- **Work to complete**: Can you write out every line of the records below with nothing changed?

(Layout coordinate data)
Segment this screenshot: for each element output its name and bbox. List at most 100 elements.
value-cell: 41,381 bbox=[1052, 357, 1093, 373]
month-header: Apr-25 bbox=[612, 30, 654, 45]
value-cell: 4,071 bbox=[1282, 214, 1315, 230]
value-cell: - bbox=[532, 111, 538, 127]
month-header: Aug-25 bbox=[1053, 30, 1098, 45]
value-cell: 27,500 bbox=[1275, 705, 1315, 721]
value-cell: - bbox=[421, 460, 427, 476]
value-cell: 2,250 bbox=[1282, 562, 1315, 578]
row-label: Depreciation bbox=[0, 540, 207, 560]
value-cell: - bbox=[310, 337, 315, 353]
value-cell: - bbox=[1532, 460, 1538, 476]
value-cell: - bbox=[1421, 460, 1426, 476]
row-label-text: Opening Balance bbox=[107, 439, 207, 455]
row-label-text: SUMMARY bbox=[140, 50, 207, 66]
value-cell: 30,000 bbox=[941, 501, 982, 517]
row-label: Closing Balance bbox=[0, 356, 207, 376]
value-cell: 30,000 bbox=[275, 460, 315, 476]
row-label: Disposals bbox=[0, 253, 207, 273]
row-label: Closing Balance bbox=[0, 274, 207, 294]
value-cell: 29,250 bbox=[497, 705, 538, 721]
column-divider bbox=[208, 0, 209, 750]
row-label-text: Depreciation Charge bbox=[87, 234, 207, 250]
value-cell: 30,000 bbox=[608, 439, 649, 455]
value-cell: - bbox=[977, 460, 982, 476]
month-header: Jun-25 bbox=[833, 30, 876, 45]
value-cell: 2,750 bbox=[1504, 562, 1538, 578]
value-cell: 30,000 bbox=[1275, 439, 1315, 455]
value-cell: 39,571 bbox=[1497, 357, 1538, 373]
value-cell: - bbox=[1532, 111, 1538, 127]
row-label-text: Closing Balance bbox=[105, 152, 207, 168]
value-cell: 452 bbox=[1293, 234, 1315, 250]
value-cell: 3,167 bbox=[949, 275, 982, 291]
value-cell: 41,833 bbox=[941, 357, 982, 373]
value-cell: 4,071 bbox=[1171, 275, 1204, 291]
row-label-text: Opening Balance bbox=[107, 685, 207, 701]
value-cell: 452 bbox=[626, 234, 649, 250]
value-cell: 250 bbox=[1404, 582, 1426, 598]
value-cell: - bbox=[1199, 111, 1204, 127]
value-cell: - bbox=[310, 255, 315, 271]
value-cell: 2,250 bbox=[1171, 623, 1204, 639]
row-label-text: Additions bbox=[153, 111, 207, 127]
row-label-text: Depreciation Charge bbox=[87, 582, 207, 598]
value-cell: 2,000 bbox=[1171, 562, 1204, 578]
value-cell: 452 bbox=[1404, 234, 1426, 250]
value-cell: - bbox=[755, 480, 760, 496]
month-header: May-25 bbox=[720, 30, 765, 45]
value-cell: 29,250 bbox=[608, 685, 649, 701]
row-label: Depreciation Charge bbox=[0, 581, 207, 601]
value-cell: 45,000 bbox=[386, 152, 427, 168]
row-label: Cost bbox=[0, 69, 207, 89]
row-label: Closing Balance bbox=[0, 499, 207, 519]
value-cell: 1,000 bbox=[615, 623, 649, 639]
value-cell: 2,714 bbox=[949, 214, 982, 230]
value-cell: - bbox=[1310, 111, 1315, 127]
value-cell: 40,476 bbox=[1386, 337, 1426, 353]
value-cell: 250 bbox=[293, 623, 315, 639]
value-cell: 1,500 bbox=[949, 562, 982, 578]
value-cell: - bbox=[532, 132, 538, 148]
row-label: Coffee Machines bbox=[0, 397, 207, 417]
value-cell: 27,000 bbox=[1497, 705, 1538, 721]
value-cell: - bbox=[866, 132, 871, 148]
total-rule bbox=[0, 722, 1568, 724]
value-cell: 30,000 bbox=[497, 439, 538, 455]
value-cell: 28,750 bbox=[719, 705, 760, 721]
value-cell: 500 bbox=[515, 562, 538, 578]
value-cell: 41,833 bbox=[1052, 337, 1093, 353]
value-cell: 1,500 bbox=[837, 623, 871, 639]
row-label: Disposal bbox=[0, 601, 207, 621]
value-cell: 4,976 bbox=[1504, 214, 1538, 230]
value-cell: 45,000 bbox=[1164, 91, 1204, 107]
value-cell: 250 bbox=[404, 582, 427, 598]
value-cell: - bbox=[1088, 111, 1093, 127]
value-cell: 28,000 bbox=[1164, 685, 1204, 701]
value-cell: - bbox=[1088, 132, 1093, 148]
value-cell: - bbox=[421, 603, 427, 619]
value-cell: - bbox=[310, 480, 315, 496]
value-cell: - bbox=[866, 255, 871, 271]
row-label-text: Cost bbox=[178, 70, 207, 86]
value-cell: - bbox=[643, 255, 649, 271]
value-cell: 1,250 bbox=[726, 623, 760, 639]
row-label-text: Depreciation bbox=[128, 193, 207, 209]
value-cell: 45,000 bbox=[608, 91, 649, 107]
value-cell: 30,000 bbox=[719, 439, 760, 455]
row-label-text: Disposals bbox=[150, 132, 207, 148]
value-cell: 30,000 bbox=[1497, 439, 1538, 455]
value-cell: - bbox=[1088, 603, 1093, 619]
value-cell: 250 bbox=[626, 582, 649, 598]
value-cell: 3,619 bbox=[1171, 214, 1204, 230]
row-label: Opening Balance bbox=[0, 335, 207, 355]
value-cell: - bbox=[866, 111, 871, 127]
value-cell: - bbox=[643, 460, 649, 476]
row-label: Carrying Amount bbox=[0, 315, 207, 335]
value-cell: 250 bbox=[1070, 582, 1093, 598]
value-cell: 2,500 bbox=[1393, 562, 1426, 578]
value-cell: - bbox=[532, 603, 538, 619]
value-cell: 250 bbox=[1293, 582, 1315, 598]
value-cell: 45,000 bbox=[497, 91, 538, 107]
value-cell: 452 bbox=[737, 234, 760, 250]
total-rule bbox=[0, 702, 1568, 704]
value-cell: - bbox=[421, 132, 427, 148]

- **Exercise output**:
Segment this screenshot: for each element output its name and bbox. List at most 100 elements.
value-cell: 41,381 bbox=[1052, 357, 1093, 373]
month-header: Apr-25 bbox=[612, 30, 654, 45]
value-cell: 4,071 bbox=[1282, 214, 1315, 230]
value-cell: - bbox=[532, 111, 538, 127]
month-header: Aug-25 bbox=[1053, 30, 1098, 45]
value-cell: 27,500 bbox=[1275, 705, 1315, 721]
value-cell: - bbox=[421, 460, 427, 476]
value-cell: 2,250 bbox=[1282, 562, 1315, 578]
row-label: Depreciation bbox=[0, 540, 207, 560]
value-cell: - bbox=[310, 337, 315, 353]
value-cell: - bbox=[1532, 460, 1538, 476]
value-cell: - bbox=[1421, 460, 1426, 476]
row-label-text: Opening Balance bbox=[107, 439, 207, 455]
row-label-text: SUMMARY bbox=[140, 50, 207, 66]
value-cell: 30,000 bbox=[941, 501, 982, 517]
row-label: Closing Balance bbox=[0, 356, 207, 376]
value-cell: 30,000 bbox=[275, 460, 315, 476]
row-label: Disposals bbox=[0, 253, 207, 273]
row-label: Closing Balance bbox=[0, 274, 207, 294]
value-cell: 29,250 bbox=[497, 705, 538, 721]
column-divider bbox=[208, 0, 209, 750]
row-label-text: Depreciation Charge bbox=[87, 234, 207, 250]
value-cell: 30,000 bbox=[608, 439, 649, 455]
value-cell: - bbox=[977, 460, 982, 476]
month-header: Jun-25 bbox=[833, 30, 876, 45]
value-cell: 2,750 bbox=[1504, 562, 1538, 578]
value-cell: 30,000 bbox=[1275, 439, 1315, 455]
value-cell: 39,571 bbox=[1497, 357, 1538, 373]
value-cell: - bbox=[1532, 111, 1538, 127]
row-label-text: Closing Balance bbox=[105, 152, 207, 168]
value-cell: 452 bbox=[1293, 234, 1315, 250]
value-cell: 3,167 bbox=[949, 275, 982, 291]
value-cell: 41,833 bbox=[941, 357, 982, 373]
value-cell: 4,071 bbox=[1171, 275, 1204, 291]
row-label-text: Opening Balance bbox=[107, 685, 207, 701]
value-cell: 452 bbox=[626, 234, 649, 250]
value-cell: 250 bbox=[1404, 582, 1426, 598]
value-cell: - bbox=[1199, 111, 1204, 127]
value-cell: - bbox=[310, 255, 315, 271]
value-cell: 2,250 bbox=[1171, 623, 1204, 639]
row-label-text: Additions bbox=[153, 111, 207, 127]
row-label-text: Depreciation Charge bbox=[87, 582, 207, 598]
value-cell: 2,000 bbox=[1171, 562, 1204, 578]
value-cell: 452 bbox=[1404, 234, 1426, 250]
value-cell: - bbox=[755, 480, 760, 496]
month-header: May-25 bbox=[720, 30, 765, 45]
value-cell: 29,250 bbox=[608, 685, 649, 701]
row-label: Depreciation Charge bbox=[0, 581, 207, 601]
value-cell: 45,000 bbox=[386, 152, 427, 168]
row-label: Cost bbox=[0, 69, 207, 89]
row-label: Closing Balance bbox=[0, 499, 207, 519]
value-cell: 1,000 bbox=[615, 623, 649, 639]
value-cell: 2,714 bbox=[949, 214, 982, 230]
value-cell: - bbox=[1310, 111, 1315, 127]
value-cell: 40,476 bbox=[1386, 337, 1426, 353]
value-cell: 250 bbox=[293, 623, 315, 639]
value-cell: 1,500 bbox=[949, 562, 982, 578]
value-cell: - bbox=[532, 132, 538, 148]
row-label: Coffee Machines bbox=[0, 397, 207, 417]
value-cell: 27,000 bbox=[1497, 705, 1538, 721]
value-cell: - bbox=[866, 132, 871, 148]
total-rule bbox=[0, 722, 1568, 724]
value-cell: 30,000 bbox=[497, 439, 538, 455]
value-cell: 28,750 bbox=[719, 705, 760, 721]
value-cell: 500 bbox=[515, 562, 538, 578]
value-cell: 41,833 bbox=[1052, 337, 1093, 353]
value-cell: 1,500 bbox=[837, 623, 871, 639]
row-label: Disposal bbox=[0, 601, 207, 621]
value-cell: 4,976 bbox=[1504, 214, 1538, 230]
value-cell: 45,000 bbox=[1164, 91, 1204, 107]
value-cell: 250 bbox=[404, 582, 427, 598]
value-cell: - bbox=[1088, 111, 1093, 127]
value-cell: 28,000 bbox=[1164, 685, 1204, 701]
value-cell: - bbox=[1088, 132, 1093, 148]
value-cell: - bbox=[421, 603, 427, 619]
value-cell: - bbox=[310, 480, 315, 496]
value-cell: - bbox=[866, 255, 871, 271]
row-label-text: Cost bbox=[178, 70, 207, 86]
value-cell: - bbox=[643, 255, 649, 271]
value-cell: 1,250 bbox=[726, 623, 760, 639]
row-label-text: Depreciation bbox=[128, 193, 207, 209]
value-cell: 45,000 bbox=[608, 91, 649, 107]
value-cell: 30,000 bbox=[719, 439, 760, 455]
row-label-text: Disposals bbox=[150, 132, 207, 148]
value-cell: 30,000 bbox=[1497, 439, 1538, 455]
value-cell: - bbox=[1088, 603, 1093, 619]
value-cell: 250 bbox=[626, 582, 649, 598]
value-cell: 3,619 bbox=[1171, 214, 1204, 230]
row-label: Opening Balance bbox=[0, 335, 207, 355]
value-cell: - bbox=[866, 111, 871, 127]
value-cell: - bbox=[643, 460, 649, 476]
row-label: Carrying Amount bbox=[0, 315, 207, 335]
value-cell: 250 bbox=[1070, 582, 1093, 598]
value-cell: 2,500 bbox=[1393, 562, 1426, 578]
value-cell: - bbox=[532, 603, 538, 619]
value-cell: 250 bbox=[1293, 582, 1315, 598]
value-cell: 45,000 bbox=[497, 91, 538, 107]
value-cell: 452 bbox=[737, 234, 760, 250]
total-rule bbox=[0, 702, 1568, 704]
value-cell: - bbox=[421, 132, 427, 148]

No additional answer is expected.